··· Material to process ···
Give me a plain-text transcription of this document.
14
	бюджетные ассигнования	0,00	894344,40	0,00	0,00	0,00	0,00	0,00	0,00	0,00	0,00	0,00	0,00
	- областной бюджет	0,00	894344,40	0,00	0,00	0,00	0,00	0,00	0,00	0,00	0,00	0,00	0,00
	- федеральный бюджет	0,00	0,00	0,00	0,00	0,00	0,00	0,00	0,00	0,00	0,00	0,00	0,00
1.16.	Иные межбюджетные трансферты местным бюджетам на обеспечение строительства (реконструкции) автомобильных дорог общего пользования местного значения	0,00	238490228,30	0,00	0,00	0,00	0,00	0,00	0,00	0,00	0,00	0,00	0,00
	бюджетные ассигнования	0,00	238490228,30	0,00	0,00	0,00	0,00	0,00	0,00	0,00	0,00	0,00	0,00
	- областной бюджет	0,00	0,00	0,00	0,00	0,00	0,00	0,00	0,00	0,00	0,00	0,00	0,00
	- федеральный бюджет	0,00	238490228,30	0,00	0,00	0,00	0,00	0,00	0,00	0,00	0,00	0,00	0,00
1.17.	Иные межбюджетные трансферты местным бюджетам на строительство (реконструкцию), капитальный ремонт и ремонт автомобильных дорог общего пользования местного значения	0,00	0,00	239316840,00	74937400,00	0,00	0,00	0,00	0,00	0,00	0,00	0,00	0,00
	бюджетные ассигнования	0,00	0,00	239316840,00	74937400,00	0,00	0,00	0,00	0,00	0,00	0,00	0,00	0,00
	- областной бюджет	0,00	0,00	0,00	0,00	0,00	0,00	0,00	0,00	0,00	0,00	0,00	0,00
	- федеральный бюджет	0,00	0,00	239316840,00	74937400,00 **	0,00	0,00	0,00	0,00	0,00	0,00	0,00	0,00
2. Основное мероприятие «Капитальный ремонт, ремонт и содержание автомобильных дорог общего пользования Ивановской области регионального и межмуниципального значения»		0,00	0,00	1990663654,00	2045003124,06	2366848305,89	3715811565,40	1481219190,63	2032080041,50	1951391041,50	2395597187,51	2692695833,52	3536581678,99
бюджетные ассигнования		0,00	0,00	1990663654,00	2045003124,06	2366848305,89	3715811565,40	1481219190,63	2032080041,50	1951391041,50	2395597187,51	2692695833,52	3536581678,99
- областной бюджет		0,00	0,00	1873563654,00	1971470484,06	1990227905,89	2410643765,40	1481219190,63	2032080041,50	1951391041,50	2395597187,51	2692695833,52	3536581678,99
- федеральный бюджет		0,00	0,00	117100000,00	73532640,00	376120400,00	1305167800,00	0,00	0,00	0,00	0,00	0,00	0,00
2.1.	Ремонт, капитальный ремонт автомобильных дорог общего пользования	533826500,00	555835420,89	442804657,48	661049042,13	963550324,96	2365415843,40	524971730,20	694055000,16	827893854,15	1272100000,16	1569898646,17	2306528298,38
···
## What is needed
Restate the data above word for word, please.

## Solution for this problem
Give me a plain-text transcription of this document.
14
	бюджетные ассигнования	0,00	894344,40	0,00	0,00	0,00	0,00	0,00	0,00	0,00	0,00	0,00	0,00
	- областной бюджет	0,00	894344,40	0,00	0,00	0,00	0,00	0,00	0,00	0,00	0,00	0,00	0,00
	- федеральный бюджет	0,00	0,00	0,00	0,00	0,00	0,00	0,00	0,00	0,00	0,00	0,00	0,00
1.16.	Иные межбюджетные трансферты местным бюджетам на обеспечение строительства (реконструкции) автомобильных дорог общего пользования местного значения	0,00	238490228,30	0,00	0,00	0,00	0,00	0,00	0,00	0,00	0,00	0,00	0,00
	бюджетные ассигнования	0,00	238490228,30	0,00	0,00	0,00	0,00	0,00	0,00	0,00	0,00	0,00	0,00
	- областной бюджет	0,00	0,00	0,00	0,00	0,00	0,00	0,00	0,00	0,00	0,00	0,00	0,00
	- федеральный бюджет	0,00	238490228,30	0,00	0,00	0,00	0,00	0,00	0,00	0,00	0,00	0,00	0,00
1.17.	Иные межбюджетные трансферты местным бюджетам на строительство (реконструкцию), капитальный ремонт и ремонт автомобильных дорог общего пользования местного значения	0,00	0,00	239316840,00	74937400,00	0,00	0,00	0,00	0,00	0,00	0,00	0,00	0,00
	бюджетные ассигнования	0,00	0,00	239316840,00	74937400,00	0,00	0,00	0,00	0,00	0,00	0,00	0,00	0,00
	- областной бюджет	0,00	0,00	0,00	0,00	0,00	0,00	0,00	0,00	0,00	0,00	0,00	0,00
	- федеральный бюджет	0,00	0,00	239316840,00	74937400,00 **	0,00	0,00	0,00	0,00	0,00	0,00	0,00	0,00
2. Основное мероприятие «Капитальный ремонт, ремонт и содержание автомобильных дорог общего пользования Ивановской области регионального и межмуниципального значения»		0,00	0,00	1990663654,00	2045003124,06	2366848305,89	3715811565,40	1481219190,63	2032080041,50	1951391041,50	2395597187,51	2692695833,52	3536581678,99
бюджетные ассигнования		0,00	0,00	1990663654,00	2045003124,06	2366848305,89	3715811565,40	1481219190,63	2032080041,50	1951391041,50	2395597187,51	2692695833,52	3536581678,99
- областной бюджет		0,00	0,00	1873563654,00	1971470484,06	1990227905,89	2410643765,40	1481219190,63	2032080041,50	1951391041,50	2395597187,51	2692695833,52	3536581678,99
- федеральный бюджет		0,00	0,00	117100000,00	73532640,00	376120400,00	1305167800,00	0,00	0,00	0,00	0,00	0,00	0,00
2.1.	Ремонт, капитальный ремонт автомобильных дорог общего пользования	533826500,00	555835420,89	442804657,48	661049042,13	963550324,96	2365415843,40	524971730,20	694055000,16	827893854,15	1272100000,16	1569898646,17	2306528298,38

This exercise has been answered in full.